> Task inputs:
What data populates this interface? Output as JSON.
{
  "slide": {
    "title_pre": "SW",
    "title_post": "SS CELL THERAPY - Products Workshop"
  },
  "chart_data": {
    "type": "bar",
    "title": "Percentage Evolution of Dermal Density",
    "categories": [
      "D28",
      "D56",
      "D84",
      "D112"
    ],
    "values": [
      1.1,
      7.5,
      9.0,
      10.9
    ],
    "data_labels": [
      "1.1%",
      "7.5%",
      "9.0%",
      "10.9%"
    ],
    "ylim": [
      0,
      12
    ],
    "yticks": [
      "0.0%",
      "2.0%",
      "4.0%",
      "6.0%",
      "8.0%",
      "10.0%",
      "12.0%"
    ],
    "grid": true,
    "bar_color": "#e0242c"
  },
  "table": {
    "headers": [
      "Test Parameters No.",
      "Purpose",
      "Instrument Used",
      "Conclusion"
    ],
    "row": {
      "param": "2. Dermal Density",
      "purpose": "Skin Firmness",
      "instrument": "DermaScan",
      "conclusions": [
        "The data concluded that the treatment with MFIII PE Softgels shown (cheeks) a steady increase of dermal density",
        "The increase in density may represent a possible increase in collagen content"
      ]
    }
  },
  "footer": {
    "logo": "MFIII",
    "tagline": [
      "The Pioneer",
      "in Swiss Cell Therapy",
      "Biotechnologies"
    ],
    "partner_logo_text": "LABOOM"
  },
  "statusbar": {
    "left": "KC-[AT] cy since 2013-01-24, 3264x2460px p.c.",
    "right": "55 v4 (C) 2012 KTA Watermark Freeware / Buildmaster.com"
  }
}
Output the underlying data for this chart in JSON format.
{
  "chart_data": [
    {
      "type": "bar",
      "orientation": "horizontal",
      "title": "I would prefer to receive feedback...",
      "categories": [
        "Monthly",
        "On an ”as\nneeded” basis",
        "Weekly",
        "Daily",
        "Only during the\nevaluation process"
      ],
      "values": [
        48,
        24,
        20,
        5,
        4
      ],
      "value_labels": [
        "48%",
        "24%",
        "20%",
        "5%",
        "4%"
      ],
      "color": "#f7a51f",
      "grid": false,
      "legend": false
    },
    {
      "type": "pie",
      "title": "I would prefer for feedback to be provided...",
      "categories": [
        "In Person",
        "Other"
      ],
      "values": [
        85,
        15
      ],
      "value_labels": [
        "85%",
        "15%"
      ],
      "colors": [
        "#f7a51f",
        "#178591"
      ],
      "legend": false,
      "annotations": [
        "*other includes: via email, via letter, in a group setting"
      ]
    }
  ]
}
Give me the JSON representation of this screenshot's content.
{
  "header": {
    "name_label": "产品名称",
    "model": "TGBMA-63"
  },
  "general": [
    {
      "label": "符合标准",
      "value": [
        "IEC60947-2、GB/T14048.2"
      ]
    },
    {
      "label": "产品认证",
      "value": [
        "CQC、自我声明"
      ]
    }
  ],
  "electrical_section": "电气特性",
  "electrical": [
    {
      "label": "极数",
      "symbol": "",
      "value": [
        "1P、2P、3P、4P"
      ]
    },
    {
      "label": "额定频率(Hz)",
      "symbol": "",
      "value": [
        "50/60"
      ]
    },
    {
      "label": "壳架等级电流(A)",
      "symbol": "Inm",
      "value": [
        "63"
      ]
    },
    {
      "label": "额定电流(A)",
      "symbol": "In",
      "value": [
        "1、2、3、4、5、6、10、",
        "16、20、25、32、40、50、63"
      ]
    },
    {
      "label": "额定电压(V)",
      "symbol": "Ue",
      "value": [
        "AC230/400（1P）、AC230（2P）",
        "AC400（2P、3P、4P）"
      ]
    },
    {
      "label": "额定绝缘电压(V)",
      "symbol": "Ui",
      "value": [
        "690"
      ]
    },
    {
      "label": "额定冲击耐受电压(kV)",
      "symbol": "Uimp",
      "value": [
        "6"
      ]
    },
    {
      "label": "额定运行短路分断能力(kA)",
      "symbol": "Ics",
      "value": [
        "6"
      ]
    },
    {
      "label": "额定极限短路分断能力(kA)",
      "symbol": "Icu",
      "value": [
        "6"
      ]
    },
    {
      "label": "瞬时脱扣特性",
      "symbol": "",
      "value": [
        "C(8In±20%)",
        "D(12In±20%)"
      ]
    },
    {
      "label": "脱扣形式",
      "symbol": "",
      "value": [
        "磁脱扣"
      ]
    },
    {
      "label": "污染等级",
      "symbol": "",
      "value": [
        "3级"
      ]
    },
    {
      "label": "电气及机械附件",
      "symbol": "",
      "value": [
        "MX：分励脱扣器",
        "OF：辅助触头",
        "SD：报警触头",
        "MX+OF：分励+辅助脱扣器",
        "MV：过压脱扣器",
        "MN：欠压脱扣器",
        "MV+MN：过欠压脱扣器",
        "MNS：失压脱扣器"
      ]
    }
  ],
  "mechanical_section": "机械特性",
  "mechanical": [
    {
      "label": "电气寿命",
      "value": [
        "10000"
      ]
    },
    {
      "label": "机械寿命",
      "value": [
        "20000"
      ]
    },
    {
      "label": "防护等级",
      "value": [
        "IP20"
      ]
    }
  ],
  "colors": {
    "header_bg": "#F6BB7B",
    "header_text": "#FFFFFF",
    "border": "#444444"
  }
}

> Exercise instructions: Every line in the data above that contains "increase" needs to be copied.

> Solution:
        "The data concluded that the treatment with MFIII PE Softgels shown (cheeks) a steady increase of dermal density",
        "The increase in density may represent a possible increase in collagen content"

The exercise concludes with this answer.